**Task goal:** Assemble all lines in which the string "viszont" appears.

>> start Listed entries

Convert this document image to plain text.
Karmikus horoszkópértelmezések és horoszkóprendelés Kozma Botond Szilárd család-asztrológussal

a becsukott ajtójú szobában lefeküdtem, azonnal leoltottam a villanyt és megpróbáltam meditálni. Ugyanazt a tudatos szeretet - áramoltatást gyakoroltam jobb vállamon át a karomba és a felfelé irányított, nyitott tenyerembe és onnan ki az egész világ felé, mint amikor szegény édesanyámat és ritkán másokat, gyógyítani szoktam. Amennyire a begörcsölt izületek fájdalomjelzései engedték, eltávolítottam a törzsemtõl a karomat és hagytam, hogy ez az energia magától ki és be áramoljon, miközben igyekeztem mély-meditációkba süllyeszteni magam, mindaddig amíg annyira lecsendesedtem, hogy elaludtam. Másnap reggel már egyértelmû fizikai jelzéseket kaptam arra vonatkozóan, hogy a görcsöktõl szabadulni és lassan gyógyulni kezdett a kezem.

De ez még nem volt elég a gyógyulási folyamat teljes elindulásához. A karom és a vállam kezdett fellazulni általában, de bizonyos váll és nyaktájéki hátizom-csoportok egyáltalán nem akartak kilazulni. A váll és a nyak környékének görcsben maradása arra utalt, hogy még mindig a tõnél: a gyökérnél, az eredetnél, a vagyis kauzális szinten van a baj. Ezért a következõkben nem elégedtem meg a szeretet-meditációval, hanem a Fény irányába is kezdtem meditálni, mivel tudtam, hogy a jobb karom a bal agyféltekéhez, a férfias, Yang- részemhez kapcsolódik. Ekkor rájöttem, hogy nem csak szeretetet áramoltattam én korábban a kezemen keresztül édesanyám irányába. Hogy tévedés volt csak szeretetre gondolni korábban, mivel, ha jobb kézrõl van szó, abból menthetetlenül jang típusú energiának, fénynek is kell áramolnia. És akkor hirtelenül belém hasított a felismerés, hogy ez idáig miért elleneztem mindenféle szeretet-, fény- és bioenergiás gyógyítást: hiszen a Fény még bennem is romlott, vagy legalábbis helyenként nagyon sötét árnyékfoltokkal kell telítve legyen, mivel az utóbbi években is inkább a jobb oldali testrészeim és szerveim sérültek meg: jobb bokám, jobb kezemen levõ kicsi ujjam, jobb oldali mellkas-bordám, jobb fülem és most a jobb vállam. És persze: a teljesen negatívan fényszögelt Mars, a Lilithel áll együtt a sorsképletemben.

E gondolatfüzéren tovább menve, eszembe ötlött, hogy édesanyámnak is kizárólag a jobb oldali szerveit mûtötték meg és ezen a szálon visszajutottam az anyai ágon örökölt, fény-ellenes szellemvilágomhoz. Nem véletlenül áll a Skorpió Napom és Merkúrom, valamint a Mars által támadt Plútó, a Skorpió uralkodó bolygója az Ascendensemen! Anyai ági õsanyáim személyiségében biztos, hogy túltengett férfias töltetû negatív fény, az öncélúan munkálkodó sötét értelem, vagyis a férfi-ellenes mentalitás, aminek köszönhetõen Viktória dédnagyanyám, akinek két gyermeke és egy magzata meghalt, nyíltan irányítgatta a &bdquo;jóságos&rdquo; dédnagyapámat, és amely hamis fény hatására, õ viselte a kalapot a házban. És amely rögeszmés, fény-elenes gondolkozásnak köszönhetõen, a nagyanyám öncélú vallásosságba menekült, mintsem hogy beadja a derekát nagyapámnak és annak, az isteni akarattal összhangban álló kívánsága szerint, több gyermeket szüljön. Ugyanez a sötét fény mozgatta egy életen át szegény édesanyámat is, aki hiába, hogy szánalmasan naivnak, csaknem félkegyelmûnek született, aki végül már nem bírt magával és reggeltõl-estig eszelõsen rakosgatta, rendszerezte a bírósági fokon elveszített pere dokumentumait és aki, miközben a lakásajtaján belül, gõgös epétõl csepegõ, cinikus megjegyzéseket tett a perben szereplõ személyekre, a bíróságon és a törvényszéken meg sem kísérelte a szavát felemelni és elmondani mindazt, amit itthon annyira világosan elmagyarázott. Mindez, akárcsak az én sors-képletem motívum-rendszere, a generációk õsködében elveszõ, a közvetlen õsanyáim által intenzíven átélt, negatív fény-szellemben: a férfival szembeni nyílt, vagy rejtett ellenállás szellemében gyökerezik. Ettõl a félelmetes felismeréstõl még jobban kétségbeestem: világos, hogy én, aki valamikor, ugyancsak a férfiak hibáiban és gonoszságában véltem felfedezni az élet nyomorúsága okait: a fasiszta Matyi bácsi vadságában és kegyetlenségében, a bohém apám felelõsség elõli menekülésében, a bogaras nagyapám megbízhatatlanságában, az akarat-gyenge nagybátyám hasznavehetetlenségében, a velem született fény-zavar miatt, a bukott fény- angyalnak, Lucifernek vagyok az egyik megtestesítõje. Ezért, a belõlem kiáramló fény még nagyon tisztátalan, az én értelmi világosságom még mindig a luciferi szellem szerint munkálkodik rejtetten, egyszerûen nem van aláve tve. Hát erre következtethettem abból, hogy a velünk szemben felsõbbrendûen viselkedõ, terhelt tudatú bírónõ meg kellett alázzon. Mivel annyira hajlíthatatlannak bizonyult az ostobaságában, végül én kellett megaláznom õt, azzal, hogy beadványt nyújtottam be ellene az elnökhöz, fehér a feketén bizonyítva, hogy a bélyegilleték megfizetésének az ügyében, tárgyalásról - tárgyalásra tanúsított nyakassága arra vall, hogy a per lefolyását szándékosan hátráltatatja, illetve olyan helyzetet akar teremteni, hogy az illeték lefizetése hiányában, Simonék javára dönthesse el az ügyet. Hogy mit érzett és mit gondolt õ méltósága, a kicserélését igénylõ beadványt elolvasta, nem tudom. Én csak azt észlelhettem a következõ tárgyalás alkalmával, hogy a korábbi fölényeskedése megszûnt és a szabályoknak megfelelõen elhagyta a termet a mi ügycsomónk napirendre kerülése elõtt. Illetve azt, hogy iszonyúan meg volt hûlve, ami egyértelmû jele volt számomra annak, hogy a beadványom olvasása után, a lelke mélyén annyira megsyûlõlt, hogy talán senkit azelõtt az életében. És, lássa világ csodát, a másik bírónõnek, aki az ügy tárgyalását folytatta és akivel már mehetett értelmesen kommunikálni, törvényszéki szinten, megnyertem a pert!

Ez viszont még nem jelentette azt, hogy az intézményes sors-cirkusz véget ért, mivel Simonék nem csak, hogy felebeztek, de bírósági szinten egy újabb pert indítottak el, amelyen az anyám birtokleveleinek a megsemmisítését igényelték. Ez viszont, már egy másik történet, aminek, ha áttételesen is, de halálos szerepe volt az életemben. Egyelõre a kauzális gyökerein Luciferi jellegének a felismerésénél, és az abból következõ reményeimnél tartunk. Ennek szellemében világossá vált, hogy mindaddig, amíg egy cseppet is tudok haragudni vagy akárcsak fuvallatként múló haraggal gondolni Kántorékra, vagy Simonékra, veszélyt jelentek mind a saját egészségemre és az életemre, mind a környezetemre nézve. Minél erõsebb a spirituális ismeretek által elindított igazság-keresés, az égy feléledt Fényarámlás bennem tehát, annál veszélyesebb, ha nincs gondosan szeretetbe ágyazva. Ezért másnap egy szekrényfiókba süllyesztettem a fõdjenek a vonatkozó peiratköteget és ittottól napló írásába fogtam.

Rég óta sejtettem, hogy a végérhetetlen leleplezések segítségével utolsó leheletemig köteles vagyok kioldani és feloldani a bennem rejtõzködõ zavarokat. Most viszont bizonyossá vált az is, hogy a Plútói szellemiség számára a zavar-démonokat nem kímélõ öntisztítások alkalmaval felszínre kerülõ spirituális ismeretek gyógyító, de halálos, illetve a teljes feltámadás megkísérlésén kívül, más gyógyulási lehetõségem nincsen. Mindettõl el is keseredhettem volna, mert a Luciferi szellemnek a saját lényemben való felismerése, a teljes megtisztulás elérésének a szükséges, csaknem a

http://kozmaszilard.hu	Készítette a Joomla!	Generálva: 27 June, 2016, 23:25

>> end Listed entries

**Solution to this problem:**
Ez viszont még nem jelentette azt, hogy az intézményes sors-cirkusz véget ért, mivel Simonék nem csak, hogy felebeztek, de bírósági szinten egy újabb pert indítottak el, amelyen az anyám birtokleveleinek a megsemmisítését igényelték. Ez viszont, már egy másik történet, aminek, ha áttételesen is, de halálos szerepe volt az életemben. Egyelõre a kauzális gyökerein Luciferi jellegének a felismerésénél, és az abból következõ reményeimnél tartunk. Ennek szellemében világossá vált, hogy mindaddig, amíg egy cseppet is tudok haragudni vagy akárcsak fuvallatként múló haraggal gondolni Kántorékra, vagy Simonékra, veszélyt jelentek mind a saját egészségemre és az életemre, mind a környezetemre nézve. Minél erõsebb a spirituális ismeretek által elindított igazság-keresés, az égy feléledt Fényarámlás bennem tehát, annál veszélyesebb, ha nincs gondosan szeretetbe ágyazva. Ezért másnap egy szekrényfiókba süllyesztettem a fõdjenek a vonatkozó peiratköteget és ittottól napló írásába fogtam.
Rég óta sejtettem, hogy a végérhetetlen leleplezések segítségével utolsó leheletemig köteles vagyok kioldani és feloldani a bennem rejtõzködõ zavarokat. Most viszont bizonyossá vált az is, hogy a Plútói szellemiség számára a zavar-démonokat nem kímélõ öntisztítások alkalmaval felszínre kerülõ spirituális ismeretek gyógyító, de halálos, illetve a teljes feltámadás megkísérlésén kívül, más gyógyulási lehetõségem nincsen. Mindettõl el is keseredhettem volna, mert a Luciferi szellemnek a saját lényemben való felismerése, a teljes megtisztulás elérésének a szükséges, csaknem a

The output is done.